Task prompt
Show all lines of the listing that hold the word "pertinent".

*** Exercise input ***

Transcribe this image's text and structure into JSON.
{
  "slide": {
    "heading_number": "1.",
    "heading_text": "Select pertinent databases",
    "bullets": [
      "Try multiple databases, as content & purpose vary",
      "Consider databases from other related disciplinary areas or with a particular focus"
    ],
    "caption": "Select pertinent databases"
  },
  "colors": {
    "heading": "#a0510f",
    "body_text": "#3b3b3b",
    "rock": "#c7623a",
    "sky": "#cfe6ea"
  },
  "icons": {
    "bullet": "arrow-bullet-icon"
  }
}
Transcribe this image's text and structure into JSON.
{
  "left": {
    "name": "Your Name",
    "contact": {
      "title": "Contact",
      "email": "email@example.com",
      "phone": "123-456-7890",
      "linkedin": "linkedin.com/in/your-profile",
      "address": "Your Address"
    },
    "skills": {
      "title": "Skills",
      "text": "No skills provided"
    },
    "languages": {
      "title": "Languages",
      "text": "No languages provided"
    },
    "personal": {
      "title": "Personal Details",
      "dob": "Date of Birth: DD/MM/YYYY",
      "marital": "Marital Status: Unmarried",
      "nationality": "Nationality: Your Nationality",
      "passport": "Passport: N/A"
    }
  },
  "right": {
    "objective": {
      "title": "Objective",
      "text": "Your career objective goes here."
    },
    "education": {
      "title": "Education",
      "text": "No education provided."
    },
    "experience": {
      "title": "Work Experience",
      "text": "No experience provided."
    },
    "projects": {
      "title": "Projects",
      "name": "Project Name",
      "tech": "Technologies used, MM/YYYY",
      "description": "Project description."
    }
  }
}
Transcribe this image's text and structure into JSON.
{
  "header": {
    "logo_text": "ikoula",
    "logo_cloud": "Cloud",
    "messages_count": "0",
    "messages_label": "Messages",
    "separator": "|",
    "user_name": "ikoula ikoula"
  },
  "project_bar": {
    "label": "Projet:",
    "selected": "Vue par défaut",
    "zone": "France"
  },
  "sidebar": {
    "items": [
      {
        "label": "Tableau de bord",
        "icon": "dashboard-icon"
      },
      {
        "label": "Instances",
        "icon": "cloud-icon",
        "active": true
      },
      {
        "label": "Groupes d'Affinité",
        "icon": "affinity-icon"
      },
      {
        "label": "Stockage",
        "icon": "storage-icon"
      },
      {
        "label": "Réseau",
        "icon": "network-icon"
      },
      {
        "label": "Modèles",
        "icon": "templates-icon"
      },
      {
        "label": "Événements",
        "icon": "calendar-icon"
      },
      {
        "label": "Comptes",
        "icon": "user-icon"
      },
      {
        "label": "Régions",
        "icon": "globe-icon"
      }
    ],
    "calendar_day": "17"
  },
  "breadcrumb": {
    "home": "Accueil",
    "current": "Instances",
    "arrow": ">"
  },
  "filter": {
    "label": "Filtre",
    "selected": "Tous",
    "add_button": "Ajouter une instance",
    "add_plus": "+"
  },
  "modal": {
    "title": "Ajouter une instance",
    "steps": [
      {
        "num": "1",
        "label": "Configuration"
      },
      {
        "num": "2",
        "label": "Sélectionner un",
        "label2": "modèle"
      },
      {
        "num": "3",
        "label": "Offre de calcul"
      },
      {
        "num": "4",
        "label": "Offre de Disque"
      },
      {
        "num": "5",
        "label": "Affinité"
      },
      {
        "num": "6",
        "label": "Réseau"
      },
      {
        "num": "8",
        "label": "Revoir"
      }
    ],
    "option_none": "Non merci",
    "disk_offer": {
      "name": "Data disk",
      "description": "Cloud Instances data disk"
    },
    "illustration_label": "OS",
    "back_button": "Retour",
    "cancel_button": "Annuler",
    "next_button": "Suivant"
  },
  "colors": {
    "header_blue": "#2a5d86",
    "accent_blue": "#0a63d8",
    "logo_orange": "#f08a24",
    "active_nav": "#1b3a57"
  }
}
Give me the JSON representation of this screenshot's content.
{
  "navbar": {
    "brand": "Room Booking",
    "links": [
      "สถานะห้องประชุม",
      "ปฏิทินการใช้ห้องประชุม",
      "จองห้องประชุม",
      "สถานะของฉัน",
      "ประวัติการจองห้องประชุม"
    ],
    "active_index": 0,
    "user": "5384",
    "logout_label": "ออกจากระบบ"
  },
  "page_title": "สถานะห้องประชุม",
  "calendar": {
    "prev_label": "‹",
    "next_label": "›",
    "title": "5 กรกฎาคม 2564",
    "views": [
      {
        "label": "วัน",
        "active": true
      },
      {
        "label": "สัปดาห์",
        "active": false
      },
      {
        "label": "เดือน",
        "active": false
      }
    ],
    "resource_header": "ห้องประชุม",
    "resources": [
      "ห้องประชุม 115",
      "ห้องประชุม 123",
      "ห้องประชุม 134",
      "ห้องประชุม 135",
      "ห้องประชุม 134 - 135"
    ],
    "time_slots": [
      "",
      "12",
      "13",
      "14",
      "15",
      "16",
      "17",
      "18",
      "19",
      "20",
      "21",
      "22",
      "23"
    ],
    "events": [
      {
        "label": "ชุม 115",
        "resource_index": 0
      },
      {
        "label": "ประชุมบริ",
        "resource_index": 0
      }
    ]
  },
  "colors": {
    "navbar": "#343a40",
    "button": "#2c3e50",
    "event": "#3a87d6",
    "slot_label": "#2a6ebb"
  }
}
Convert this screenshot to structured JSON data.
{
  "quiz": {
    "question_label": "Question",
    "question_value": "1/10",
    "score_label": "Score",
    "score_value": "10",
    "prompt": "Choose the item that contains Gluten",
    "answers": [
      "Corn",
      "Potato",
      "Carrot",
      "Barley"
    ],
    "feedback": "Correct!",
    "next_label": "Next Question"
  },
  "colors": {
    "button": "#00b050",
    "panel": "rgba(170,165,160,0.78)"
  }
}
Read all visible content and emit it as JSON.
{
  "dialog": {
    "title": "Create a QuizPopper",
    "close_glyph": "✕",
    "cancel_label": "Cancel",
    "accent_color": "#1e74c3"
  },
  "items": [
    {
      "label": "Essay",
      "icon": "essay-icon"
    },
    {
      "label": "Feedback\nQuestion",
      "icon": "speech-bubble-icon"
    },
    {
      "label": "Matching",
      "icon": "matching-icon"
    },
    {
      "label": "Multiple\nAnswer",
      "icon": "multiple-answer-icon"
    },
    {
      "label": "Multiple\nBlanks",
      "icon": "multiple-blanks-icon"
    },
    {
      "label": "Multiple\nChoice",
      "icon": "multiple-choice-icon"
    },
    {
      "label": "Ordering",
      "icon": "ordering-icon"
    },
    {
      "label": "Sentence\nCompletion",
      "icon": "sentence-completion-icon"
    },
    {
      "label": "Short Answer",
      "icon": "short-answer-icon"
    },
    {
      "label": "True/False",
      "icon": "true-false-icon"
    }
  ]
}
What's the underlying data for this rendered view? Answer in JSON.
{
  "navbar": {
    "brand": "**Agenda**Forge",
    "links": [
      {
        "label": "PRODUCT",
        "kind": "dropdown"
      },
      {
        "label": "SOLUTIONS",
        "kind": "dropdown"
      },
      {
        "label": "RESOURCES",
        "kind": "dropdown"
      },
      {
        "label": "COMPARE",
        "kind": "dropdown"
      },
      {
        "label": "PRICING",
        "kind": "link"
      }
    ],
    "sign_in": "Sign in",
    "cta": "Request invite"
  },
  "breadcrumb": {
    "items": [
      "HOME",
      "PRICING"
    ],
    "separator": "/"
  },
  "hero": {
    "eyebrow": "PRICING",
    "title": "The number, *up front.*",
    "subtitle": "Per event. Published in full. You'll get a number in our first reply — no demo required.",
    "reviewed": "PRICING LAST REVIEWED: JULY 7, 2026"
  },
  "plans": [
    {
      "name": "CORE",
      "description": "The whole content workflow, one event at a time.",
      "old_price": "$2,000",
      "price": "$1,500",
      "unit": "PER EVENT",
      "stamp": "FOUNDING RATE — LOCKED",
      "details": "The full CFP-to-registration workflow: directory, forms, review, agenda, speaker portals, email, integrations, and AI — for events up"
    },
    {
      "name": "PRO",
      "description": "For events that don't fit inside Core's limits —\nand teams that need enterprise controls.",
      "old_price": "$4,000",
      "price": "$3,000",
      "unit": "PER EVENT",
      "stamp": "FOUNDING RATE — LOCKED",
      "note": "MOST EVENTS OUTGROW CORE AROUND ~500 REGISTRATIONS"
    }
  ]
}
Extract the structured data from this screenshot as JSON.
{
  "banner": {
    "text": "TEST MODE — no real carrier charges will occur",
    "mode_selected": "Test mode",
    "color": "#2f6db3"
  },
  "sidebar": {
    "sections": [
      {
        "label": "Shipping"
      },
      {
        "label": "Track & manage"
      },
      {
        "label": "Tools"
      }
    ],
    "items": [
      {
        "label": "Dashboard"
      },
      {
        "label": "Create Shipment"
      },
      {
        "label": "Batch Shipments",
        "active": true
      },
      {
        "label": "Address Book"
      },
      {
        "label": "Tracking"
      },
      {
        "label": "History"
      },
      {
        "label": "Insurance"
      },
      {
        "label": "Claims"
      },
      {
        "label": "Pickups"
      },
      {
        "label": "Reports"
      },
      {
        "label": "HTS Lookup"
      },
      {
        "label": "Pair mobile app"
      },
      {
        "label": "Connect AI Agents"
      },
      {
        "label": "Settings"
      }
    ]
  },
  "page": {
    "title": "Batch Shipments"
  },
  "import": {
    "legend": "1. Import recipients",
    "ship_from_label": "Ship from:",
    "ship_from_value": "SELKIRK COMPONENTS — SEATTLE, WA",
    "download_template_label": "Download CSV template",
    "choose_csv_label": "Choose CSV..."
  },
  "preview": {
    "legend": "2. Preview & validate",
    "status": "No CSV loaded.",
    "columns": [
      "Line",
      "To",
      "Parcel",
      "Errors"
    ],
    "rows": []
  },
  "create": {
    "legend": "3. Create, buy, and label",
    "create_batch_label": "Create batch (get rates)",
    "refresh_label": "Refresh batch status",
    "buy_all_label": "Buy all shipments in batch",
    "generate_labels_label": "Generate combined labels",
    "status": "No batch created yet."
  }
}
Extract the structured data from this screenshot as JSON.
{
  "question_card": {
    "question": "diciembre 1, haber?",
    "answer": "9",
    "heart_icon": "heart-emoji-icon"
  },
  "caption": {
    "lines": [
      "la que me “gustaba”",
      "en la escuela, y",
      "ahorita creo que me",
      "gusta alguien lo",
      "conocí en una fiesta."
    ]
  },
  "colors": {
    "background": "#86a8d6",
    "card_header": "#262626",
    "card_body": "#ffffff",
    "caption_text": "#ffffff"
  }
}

***

Finished exercise
    "heading_text": "Select pertinent databases",
    "caption": "Select pertinent databases"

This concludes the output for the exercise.